:: GIVEN RECORDS ::
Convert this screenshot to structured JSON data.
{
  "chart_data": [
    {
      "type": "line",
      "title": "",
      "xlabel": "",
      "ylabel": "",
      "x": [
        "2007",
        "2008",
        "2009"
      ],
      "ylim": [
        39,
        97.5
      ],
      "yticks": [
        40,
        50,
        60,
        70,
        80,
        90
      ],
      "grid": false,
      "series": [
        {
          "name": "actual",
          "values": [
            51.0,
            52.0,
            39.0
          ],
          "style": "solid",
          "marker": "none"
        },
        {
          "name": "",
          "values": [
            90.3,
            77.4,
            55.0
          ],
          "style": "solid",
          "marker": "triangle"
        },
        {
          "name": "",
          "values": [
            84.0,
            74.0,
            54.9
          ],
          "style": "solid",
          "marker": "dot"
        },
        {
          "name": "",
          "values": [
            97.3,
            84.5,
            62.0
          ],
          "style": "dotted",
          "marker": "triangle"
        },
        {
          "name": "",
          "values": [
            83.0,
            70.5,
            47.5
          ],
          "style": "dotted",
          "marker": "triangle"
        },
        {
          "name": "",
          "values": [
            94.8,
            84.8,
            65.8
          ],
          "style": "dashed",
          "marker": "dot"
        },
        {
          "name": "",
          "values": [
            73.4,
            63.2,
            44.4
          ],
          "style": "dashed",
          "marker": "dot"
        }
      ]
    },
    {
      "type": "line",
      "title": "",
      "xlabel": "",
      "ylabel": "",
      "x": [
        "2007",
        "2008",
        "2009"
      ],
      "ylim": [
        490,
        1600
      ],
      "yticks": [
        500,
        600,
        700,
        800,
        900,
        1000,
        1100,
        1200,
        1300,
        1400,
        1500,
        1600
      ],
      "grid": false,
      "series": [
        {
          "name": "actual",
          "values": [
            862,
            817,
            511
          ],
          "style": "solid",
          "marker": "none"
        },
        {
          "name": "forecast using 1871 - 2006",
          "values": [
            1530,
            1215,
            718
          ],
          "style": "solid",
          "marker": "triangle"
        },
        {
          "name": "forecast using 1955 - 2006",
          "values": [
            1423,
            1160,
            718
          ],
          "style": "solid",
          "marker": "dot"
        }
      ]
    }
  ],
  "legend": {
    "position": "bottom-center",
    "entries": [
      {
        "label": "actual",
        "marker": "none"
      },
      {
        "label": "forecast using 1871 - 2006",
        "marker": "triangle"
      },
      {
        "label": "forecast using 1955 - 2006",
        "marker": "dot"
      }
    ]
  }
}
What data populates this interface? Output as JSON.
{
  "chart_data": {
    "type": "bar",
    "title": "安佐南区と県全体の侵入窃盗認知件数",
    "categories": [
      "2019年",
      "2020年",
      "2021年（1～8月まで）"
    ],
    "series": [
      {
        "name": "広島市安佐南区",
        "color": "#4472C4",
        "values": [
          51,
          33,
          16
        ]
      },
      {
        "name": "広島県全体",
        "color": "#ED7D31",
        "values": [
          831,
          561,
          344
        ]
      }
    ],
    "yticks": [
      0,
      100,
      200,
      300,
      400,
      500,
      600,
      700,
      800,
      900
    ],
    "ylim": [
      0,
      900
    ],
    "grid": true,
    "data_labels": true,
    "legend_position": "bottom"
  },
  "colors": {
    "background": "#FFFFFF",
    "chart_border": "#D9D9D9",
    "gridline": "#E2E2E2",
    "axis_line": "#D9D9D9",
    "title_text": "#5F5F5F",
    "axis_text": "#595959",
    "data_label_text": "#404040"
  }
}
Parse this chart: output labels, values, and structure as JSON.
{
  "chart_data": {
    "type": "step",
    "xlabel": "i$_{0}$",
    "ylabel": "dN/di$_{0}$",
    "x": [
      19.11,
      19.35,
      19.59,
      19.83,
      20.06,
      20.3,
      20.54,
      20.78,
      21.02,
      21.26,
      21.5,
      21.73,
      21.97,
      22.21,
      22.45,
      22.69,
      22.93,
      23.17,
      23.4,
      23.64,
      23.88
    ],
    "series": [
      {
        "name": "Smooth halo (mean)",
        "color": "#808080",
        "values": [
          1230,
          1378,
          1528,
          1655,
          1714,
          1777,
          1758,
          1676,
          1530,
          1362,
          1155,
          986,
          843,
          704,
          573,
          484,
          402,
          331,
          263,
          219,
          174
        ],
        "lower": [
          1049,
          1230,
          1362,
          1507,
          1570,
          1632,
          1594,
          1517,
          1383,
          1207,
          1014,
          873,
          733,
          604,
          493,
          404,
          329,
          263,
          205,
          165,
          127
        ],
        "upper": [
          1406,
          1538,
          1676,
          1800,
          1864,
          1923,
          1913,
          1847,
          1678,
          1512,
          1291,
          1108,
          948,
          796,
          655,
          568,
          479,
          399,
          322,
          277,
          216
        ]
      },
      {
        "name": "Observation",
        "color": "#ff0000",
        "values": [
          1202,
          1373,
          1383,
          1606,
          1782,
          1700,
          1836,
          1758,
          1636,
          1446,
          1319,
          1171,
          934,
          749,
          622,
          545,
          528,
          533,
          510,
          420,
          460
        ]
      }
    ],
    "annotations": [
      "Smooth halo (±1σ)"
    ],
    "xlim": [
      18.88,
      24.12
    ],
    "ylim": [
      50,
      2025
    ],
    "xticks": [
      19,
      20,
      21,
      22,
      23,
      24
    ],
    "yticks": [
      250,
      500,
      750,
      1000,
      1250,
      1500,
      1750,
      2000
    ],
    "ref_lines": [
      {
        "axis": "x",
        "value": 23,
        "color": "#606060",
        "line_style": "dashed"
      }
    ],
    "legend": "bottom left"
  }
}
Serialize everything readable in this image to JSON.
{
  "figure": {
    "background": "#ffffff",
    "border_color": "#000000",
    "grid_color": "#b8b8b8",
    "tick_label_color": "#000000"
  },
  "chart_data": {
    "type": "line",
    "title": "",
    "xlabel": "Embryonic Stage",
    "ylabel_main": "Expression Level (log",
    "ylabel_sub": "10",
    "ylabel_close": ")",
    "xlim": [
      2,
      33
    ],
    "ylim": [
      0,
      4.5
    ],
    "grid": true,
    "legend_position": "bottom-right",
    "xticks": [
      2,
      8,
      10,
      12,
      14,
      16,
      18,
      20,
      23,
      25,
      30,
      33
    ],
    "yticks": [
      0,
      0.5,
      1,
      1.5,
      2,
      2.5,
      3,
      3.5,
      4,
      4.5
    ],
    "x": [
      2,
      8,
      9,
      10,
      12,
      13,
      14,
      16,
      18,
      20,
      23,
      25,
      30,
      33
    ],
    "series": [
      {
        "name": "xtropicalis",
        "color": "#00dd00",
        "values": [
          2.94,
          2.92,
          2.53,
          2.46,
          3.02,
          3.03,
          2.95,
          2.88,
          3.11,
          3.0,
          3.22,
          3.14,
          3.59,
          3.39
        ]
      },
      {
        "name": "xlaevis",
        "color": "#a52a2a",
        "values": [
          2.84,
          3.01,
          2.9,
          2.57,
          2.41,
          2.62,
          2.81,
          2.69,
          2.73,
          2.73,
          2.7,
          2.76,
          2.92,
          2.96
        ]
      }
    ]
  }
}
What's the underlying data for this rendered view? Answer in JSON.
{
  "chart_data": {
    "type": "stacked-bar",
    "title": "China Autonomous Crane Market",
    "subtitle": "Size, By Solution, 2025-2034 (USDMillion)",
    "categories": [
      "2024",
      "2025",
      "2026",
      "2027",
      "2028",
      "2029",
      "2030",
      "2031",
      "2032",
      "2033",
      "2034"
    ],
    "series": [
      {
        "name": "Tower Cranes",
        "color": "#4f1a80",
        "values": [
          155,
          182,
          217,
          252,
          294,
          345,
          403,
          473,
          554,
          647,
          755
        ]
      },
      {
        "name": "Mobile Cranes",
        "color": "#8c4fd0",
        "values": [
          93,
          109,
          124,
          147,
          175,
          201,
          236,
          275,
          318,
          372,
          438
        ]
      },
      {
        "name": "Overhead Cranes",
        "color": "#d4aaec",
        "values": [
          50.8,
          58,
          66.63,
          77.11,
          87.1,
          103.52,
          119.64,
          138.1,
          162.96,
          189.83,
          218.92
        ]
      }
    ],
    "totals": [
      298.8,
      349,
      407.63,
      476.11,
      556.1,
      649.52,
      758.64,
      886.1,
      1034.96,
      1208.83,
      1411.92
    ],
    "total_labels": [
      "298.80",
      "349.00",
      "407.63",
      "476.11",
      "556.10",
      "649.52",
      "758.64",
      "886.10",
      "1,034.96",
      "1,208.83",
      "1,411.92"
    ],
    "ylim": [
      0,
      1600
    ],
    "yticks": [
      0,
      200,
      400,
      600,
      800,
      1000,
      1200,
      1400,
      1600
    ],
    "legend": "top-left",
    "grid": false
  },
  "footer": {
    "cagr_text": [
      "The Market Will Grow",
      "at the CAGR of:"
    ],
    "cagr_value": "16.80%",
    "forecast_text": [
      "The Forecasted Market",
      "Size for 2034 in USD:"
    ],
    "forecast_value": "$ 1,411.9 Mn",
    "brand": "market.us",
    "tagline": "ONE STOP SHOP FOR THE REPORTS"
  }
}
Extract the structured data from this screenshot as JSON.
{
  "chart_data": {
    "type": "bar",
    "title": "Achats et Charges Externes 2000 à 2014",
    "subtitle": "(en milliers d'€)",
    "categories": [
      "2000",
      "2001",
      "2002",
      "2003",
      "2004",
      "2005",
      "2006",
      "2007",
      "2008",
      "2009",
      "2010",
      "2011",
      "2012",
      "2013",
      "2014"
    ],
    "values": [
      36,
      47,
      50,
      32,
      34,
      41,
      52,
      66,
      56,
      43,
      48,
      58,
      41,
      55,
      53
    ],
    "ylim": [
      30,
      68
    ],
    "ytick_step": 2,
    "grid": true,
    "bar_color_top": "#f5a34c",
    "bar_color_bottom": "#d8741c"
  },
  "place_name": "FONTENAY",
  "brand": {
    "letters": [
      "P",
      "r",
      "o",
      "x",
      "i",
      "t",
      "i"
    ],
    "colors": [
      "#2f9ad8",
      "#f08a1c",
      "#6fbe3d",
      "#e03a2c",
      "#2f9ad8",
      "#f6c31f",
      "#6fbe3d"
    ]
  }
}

:: WHAT YOU ARE ASKED TO DO ::
Pull out every line in the data above that has the word "this".

:: OUTPUT BELOW ::
Convert this screenshot to structured JSON data.
What data populates this interface? Output as JSON.
Parse this chart: output labels, values, and structure as JSON.
Serialize everything readable in this image to JSON.
What's the underlying data for this rendered view? Answer in JSON.
Extract the structured data from this screenshot as JSON.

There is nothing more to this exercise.